Source:

· · ·

It might be that some of the intelligences that I imagined above are impossible in our universe. Maybe emotions are tied to creativity in some necessary way. Maybe the human ability for self-reflection is a fundamental part of man’s higher intellectual abilities. Maybe it is not possible to get >human level intelligence with very simple utility functions (though this seems implausible). Now, I don’t have any arguments for the plausibility of these possibilities. Some people (e.g. Damasio) have linked emotions to human intelligence. There may also be (it seems to me) connections between an ability to understand morality and beauty, and the possession of emotions, feelings, self-reflectiveness, or human-style qualia. But, we don’t understand intelligence, and so we don’t know how it is connected to other facets of human cognition. (Yes, we understand, via Bayesianism and formal learning theory, lots more about inductive reasoning than we did before. But do we really have much idea how a great mathematician like Euler or Poincare devised whole new sub-branches of mathematics, how Newton built the whole edifice of his physics, how Descartes came up with his famous arguments, how Darwin came up with the theory of evolution? Bayesianism is a great model of confirmation theory, but I don’t see how it sheds much light on how humans do their most creative thinking. It would be great if intelligence was describable in quite a simple formalism (like Bayesian probability theory). But there isn’t much reason, methinks, to think it will be.)
This brings me to suggest a possible defense of a very weak form of justified anthropomorphism. In the case of computational complexity, an early 20th Century mathematician would have done best to anthropomorphize a little in making predictions about the space of all algorithms implementable in our universe. The anthropomorphism argument would go as follows:
1. There are simple algorithms such that if we could implement them, then lots of math (which the smartest humans found very hard) would become utterly trivial. For example, Euclidean geometry is decidable, as shown by Tarski in the 1930s. In other words, there is a Turing machine that will tell you, for an arbitrary statement of Euclidean geometry, whether or not it is true (in a finite number of steps). See http://www.ams.org/notices/199607/marker.pdf
2. The laws of nature are incredibly restrictive. They impose completely strict limits on what is possible in our universe. For instance, the speed of light, the conservation of mass and energy, etc. So we should expect some limits of what is computable in our universe, since computation depends on physics (or maybe vice versa, but let’s not go there).

· · ·

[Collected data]
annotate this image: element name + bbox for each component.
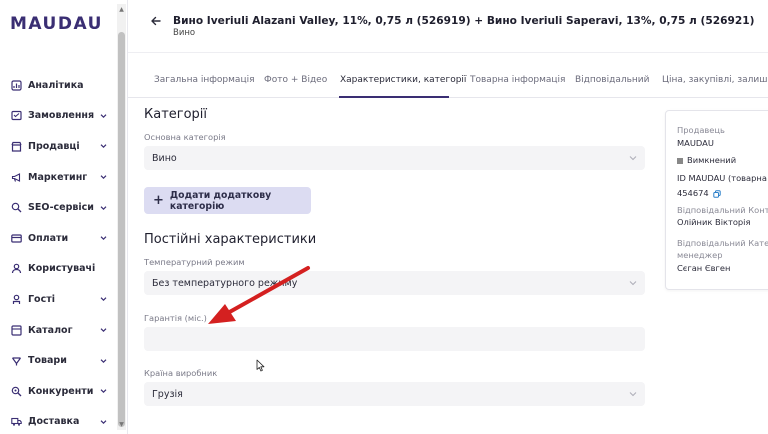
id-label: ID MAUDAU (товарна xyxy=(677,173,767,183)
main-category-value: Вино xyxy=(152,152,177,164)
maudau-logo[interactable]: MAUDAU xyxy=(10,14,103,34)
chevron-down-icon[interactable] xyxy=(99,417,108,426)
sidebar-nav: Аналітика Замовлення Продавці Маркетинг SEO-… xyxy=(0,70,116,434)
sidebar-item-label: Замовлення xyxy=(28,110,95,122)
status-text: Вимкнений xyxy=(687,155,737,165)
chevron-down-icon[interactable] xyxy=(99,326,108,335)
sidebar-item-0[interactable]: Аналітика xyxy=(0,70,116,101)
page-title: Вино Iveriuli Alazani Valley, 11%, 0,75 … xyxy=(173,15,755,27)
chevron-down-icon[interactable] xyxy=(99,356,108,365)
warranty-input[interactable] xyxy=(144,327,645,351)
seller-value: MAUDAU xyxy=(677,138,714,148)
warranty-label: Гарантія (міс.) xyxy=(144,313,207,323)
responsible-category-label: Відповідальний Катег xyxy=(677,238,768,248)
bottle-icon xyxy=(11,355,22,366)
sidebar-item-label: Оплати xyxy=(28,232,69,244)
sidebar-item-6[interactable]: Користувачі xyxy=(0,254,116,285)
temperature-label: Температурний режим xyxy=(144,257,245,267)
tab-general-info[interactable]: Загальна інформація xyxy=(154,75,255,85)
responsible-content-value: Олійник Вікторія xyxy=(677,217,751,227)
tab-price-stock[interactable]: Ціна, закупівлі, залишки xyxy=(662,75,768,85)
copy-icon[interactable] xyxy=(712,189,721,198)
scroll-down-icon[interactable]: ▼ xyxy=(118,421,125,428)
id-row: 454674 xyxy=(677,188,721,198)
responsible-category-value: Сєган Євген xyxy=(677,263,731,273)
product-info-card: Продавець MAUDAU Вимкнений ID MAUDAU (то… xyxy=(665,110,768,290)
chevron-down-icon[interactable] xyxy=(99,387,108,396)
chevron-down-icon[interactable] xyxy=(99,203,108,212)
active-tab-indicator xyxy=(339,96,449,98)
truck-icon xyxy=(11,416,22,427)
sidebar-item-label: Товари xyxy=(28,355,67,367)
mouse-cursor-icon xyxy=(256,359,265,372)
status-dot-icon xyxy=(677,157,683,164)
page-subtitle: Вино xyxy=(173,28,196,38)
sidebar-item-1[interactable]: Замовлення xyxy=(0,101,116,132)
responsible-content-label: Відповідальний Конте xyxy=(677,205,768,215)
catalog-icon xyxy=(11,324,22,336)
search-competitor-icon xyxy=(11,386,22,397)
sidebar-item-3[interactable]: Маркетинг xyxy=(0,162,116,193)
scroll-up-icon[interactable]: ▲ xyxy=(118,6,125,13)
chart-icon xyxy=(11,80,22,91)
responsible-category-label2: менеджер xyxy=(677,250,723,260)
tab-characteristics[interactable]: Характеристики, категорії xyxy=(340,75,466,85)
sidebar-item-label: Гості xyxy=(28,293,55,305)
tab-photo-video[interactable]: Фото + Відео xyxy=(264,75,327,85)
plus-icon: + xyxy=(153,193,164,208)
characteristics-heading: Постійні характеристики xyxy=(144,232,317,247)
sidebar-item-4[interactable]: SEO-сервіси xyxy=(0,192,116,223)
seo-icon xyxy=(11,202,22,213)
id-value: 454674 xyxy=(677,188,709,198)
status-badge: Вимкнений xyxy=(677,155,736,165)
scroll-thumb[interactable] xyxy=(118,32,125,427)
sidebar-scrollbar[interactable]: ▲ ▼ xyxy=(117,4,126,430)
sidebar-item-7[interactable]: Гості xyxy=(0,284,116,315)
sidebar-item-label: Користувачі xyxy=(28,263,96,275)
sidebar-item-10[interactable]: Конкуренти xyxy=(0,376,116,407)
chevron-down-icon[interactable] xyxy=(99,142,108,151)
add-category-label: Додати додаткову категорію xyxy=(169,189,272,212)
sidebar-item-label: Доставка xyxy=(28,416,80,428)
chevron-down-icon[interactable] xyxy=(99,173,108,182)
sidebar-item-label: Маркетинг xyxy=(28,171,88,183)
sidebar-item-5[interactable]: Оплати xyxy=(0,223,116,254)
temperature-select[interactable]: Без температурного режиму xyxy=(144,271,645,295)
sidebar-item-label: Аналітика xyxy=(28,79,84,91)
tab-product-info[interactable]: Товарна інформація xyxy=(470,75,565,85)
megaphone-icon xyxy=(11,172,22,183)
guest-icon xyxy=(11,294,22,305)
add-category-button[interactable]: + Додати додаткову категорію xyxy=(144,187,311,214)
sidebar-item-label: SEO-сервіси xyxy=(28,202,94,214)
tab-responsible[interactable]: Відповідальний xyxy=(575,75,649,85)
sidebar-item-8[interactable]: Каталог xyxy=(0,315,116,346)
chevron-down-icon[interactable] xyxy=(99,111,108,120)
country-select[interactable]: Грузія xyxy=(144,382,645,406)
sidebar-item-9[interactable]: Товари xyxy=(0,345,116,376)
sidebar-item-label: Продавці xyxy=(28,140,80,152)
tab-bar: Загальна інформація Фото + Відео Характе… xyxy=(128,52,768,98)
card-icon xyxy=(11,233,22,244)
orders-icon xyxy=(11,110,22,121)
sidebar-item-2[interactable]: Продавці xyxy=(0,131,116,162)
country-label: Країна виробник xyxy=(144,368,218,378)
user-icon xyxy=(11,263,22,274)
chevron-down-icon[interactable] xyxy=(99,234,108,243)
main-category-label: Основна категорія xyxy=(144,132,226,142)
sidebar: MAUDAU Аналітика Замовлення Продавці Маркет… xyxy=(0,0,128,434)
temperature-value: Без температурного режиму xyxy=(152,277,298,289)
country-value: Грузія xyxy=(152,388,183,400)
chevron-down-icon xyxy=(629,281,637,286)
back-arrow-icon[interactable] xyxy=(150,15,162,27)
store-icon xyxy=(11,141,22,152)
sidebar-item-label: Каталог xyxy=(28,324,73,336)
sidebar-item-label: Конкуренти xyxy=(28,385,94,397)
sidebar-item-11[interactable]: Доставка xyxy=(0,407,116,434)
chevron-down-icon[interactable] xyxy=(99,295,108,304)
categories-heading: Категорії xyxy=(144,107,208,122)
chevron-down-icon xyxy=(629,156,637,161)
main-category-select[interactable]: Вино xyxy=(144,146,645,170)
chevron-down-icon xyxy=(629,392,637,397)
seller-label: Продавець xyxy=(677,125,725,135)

· · ·

Work to do:
A. According to the post on anthropomorphism, who showed that Euclidean geometry is decidable, and in what decade?
B. List every person the post on anthropomorphism names as an example of a thinker whose most creative work Bayesianism fails to explain.

Solutions:
A. Tarski, in the 1930s.

B. Euler, Poincare, Newton, Descartes, Darwin